Task to carry out: From the entries that follow, gather each line holding the word "name".

Supplied entries:
>> Start

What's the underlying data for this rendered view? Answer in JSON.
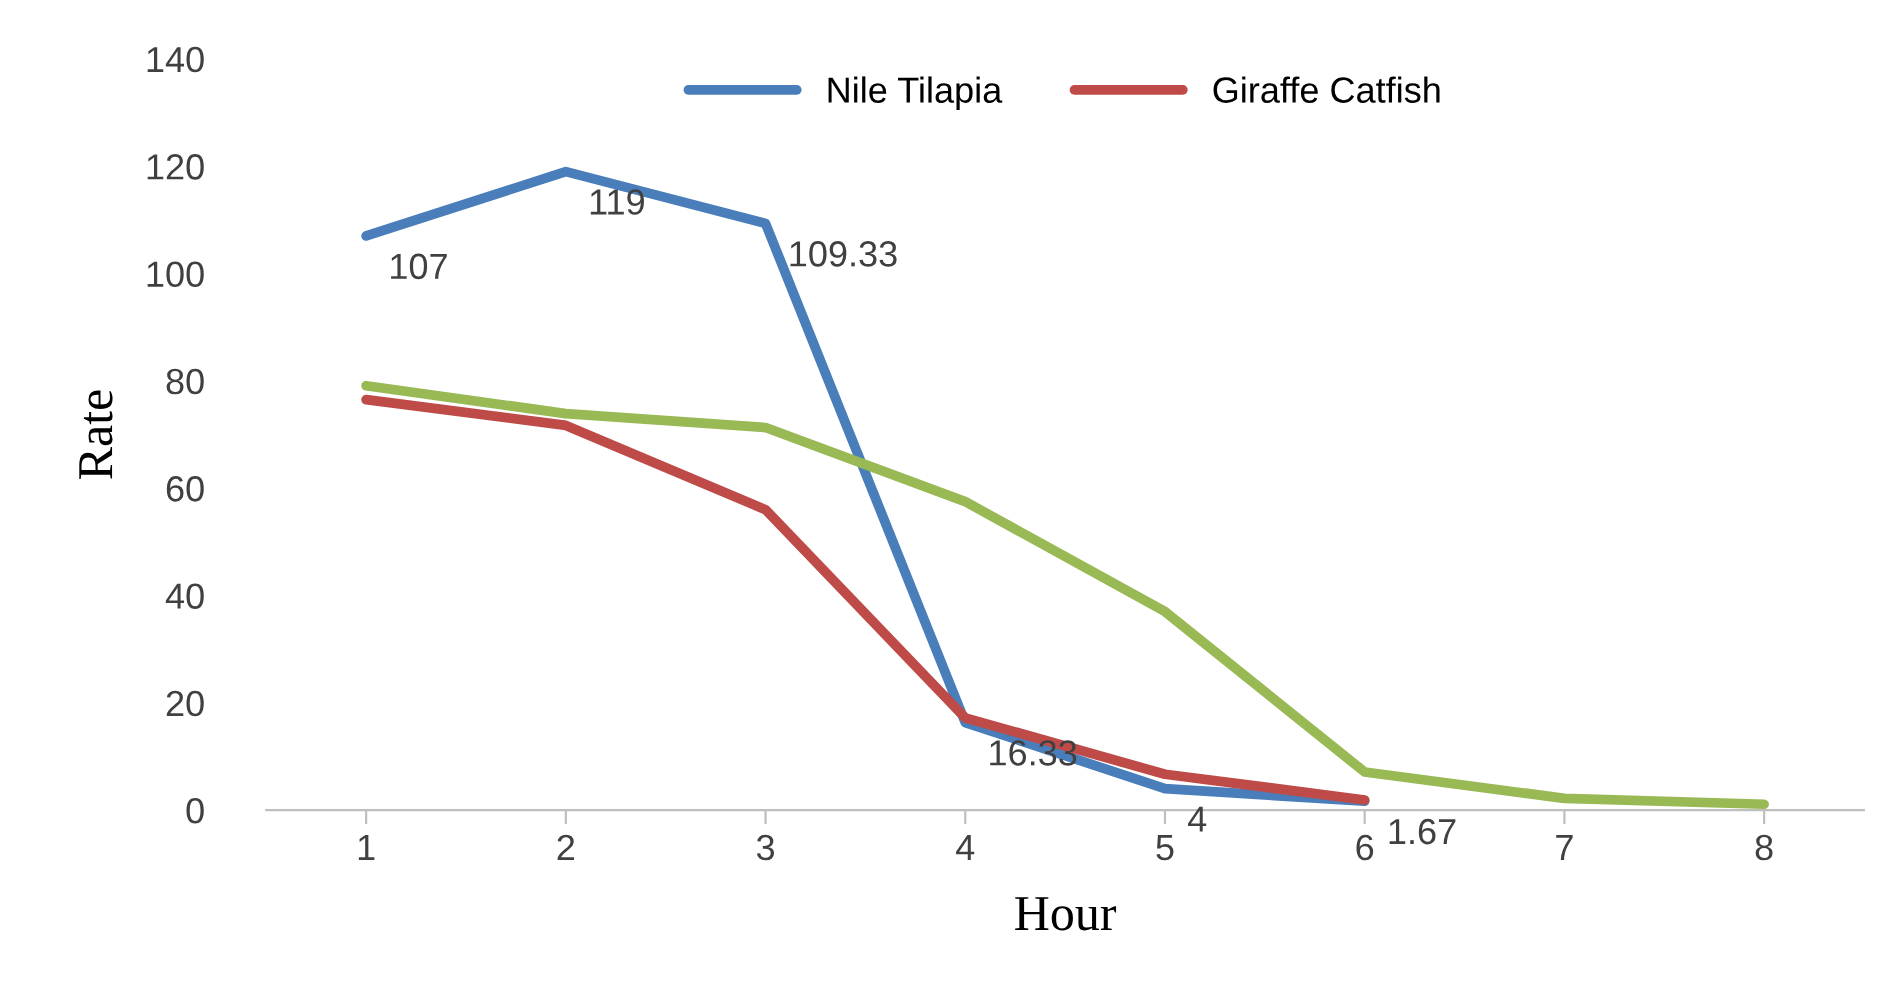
{
  "chart_data": {
    "type": "line",
    "xlabel": "Hour",
    "ylabel": "Rate",
    "categories": [
      "1",
      "2",
      "3",
      "4",
      "5",
      "6",
      "7",
      "8"
    ],
    "ylim": [
      0,
      140
    ],
    "yticks": [
      0,
      20,
      40,
      60,
      80,
      100,
      120,
      140
    ],
    "grid": false,
    "legend": "top",
    "marker": "none",
    "line_style": "solid",
    "series": [
      {
        "name": "Nile Tilapia",
        "color": "#4a7ebb",
        "values": [
          107,
          119,
          109.33,
          16.33,
          4,
          1.67,
          null,
          null
        ],
        "value_labels": [
          "107",
          "119",
          "109.33",
          "16.33",
          "4",
          "1.67",
          null,
          null
        ]
      },
      {
        "name": "Giraffe Catfish",
        "color": "#be4b48",
        "values": [
          76.5,
          71.7,
          56,
          17.2,
          6.7,
          1.9,
          null,
          null
        ]
      },
      {
        "color": "#98b954",
        "values": [
          79.1,
          73.9,
          71.3,
          57.5,
          37,
          7.1,
          2.2,
          1.1
        ]
      }
    ]
  }
}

>> End

Result of the exercise:
        "name": "Nile Tilapia",
        "name": "Giraffe Catfish",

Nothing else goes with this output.